Exercise prompt: Type out every line below exactly as it reads.

(Records excerpted from a collection)
============================================================

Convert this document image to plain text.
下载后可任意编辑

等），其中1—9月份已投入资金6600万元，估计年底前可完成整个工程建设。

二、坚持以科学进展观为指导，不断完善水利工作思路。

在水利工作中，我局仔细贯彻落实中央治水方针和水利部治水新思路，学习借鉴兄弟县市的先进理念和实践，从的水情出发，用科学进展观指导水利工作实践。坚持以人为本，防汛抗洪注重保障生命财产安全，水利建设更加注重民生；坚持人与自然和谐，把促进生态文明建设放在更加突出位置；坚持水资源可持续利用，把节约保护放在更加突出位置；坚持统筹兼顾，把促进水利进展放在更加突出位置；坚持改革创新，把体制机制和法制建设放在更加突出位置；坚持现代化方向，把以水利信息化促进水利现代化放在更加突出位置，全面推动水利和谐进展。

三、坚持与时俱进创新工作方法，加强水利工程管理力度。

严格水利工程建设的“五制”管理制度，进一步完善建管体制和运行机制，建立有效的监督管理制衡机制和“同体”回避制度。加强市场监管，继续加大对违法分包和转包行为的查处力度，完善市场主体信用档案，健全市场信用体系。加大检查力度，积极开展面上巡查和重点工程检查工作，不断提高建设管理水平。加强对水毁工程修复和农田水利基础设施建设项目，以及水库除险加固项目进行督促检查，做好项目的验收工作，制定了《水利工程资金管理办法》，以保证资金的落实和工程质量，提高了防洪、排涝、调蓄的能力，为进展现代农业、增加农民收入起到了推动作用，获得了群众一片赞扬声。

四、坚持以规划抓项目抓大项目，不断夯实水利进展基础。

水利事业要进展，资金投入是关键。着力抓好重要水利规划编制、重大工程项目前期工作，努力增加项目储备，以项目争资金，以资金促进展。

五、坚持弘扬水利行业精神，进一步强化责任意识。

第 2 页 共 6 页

============================================================

Output of the exercise:
Convert this document image to plain text.
下载后可任意编辑

等），其中1—9月份已投入资金6600万元，估计年底前可完成整个工程建设。

二、坚持以科学进展观为指导，不断完善水利工作思路。

在水利工作中，我局仔细贯彻落实中央治水方针和水利部治水新思路，学习借鉴兄弟县市的先进理念和实践，从的水情出发，用科学进展观指导水利工作实践。坚持以人为本，防汛抗洪注重保障生命财产安全，水利建设更加注重民生；坚持人与自然和谐，把促进生态文明建设放在更加突出位置；坚持水资源可持续利用，把节约保护放在更加突出位置；坚持统筹兼顾，把促进水利进展放在更加突出位置；坚持改革创新，把体制机制和法制建设放在更加突出位置；坚持现代化方向，把以水利信息化促进水利现代化放在更加突出位置，全面推动水利和谐进展。

三、坚持与时俱进创新工作方法，加强水利工程管理力度。

严格水利工程建设的“五制”管理制度，进一步完善建管体制和运行机制，建立有效的监督管理制衡机制和“同体”回避制度。加强市场监管，继续加大对违法分包和转包行为的查处力度，完善市场主体信用档案，健全市场信用体系。加大检查力度，积极开展面上巡查和重点工程检查工作，不断提高建设管理水平。加强对水毁工程修复和农田水利基础设施建设项目，以及水库除险加固项目进行督促检查，做好项目的验收工作，制定了《水利工程资金管理办法》，以保证资金的落实和工程质量，提高了防洪、排涝、调蓄的能力，为进展现代农业、增加农民收入起到了推动作用，获得了群众一片赞扬声。

四、坚持以规划抓项目抓大项目，不断夯实水利进展基础。

水利事业要进展，资金投入是关键。着力抓好重要水利规划编制、重大工程项目前期工作，努力增加项目储备，以项目争资金，以资金促进展。

五、坚持弘扬水利行业精神，进一步强化责任意识。

第 2 页 共 6 页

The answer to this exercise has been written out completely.